Data records:
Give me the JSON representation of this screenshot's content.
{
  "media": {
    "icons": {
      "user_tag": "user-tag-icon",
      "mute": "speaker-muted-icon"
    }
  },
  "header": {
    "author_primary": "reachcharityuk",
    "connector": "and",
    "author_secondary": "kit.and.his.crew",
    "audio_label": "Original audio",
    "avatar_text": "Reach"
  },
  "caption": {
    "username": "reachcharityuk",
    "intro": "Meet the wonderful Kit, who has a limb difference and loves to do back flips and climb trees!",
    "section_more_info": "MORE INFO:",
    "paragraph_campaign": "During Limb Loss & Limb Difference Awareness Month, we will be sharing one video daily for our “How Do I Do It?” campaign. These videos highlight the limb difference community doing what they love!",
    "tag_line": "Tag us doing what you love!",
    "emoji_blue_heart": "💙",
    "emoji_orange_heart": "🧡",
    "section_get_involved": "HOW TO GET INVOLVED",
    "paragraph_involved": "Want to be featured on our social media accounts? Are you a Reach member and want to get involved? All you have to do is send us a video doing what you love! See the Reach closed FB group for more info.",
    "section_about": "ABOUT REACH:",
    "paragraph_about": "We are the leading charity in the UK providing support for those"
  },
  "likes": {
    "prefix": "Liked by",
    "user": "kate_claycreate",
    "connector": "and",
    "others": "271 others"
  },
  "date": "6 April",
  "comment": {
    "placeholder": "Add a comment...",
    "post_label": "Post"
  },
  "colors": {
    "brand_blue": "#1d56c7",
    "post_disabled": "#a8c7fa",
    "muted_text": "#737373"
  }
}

> [Problem] Write out the entries in full, exactly as given.

> [Solution to this problem]
Give me the JSON representation of this screenshot's content.
{
  "media": {
    "icons": {
      "user_tag": "user-tag-icon",
      "mute": "speaker-muted-icon"
    }
  },
  "header": {
    "author_primary": "reachcharityuk",
    "connector": "and",
    "author_secondary": "kit.and.his.crew",
    "audio_label": "Original audio",
    "avatar_text": "Reach"
  },
  "caption": {
    "username": "reachcharityuk",
    "intro": "Meet the wonderful Kit, who has a limb difference and loves to do back flips and climb trees!",
    "section_more_info": "MORE INFO:",
    "paragraph_campaign": "During Limb Loss & Limb Difference Awareness Month, we will be sharing one video daily for our “How Do I Do It?” campaign. These videos highlight the limb difference community doing what they love!",
    "tag_line": "Tag us doing what you love!",
    "emoji_blue_heart": "💙",
    "emoji_orange_heart": "🧡",
    "section_get_involved": "HOW TO GET INVOLVED",
    "paragraph_involved": "Want to be featured on our social media accounts? Are you a Reach member and want to get involved? All you have to do is send us a video doing what you love! See the Reach closed FB group for more info.",
    "section_about": "ABOUT REACH:",
    "paragraph_about": "We are the leading charity in the UK providing support for those"
  },
  "likes": {
    "prefix": "Liked by",
    "user": "kate_claycreate",
    "connector": "and",
    "others": "271 others"
  },
  "date": "6 April",
  "comment": {
    "placeholder": "Add a comment...",
    "post_label": "Post"
  },
  "colors": {
    "brand_blue": "#1d56c7",
    "post_disabled": "#a8c7fa",
    "muted_text": "#737373"
  }
}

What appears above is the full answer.